## WHAT IS NEEDED
Extract the full set of records that follows, word for word.

-------- DATASET RECORDS

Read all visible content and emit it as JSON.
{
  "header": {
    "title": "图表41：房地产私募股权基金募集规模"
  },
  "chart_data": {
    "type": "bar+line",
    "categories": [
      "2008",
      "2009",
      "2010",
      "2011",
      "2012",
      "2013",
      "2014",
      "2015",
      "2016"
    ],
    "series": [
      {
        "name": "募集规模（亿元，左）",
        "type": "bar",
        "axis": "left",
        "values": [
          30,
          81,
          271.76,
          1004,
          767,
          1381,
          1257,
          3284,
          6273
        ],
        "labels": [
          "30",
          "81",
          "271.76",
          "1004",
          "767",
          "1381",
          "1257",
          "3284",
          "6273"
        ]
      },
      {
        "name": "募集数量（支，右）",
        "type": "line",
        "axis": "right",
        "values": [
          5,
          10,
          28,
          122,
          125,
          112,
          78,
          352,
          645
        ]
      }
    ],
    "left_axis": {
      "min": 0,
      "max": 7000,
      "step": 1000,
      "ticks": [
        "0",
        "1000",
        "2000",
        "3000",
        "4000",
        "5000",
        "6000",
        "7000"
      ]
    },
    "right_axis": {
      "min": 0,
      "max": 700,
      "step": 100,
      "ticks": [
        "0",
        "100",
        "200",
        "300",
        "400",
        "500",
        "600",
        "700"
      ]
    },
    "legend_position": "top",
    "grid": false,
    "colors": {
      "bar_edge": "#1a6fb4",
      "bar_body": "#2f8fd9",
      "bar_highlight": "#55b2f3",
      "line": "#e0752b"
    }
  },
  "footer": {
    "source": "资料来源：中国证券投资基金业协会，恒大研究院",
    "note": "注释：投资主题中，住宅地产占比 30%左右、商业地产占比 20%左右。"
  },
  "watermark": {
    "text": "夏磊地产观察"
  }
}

----------------

## REPLY
Read all visible content and emit it as JSON.
{
  "header": {
    "title": "图表41：房地产私募股权基金募集规模"
  },
  "chart_data": {
    "type": "bar+line",
    "categories": [
      "2008",
      "2009",
      "2010",
      "2011",
      "2012",
      "2013",
      "2014",
      "2015",
      "2016"
    ],
    "series": [
      {
        "name": "募集规模（亿元，左）",
        "type": "bar",
        "axis": "left",
        "values": [
          30,
          81,
          271.76,
          1004,
          767,
          1381,
          1257,
          3284,
          6273
        ],
        "labels": [
          "30",
          "81",
          "271.76",
          "1004",
          "767",
          "1381",
          "1257",
          "3284",
          "6273"
        ]
      },
      {
        "name": "募集数量（支，右）",
        "type": "line",
        "axis": "right",
        "values": [
          5,
          10,
          28,
          122,
          125,
          112,
          78,
          352,
          645
        ]
      }
    ],
    "left_axis": {
      "min": 0,
      "max": 7000,
      "step": 1000,
      "ticks": [
        "0",
        "1000",
        "2000",
        "3000",
        "4000",
        "5000",
        "6000",
        "7000"
      ]
    },
    "right_axis": {
      "min": 0,
      "max": 700,
      "step": 100,
      "ticks": [
        "0",
        "100",
        "200",
        "300",
        "400",
        "500",
        "600",
        "700"
      ]
    },
    "legend_position": "top",
    "grid": false,
    "colors": {
      "bar_edge": "#1a6fb4",
      "bar_body": "#2f8fd9",
      "bar_highlight": "#55b2f3",
      "line": "#e0752b"
    }
  },
  "footer": {
    "source": "资料来源：中国证券投资基金业协会，恒大研究院",
    "note": "注释：投资主题中，住宅地产占比 30%左右、商业地产占比 20%左右。"
  },
  "watermark": {
    "text": "夏磊地产观察"
  }
}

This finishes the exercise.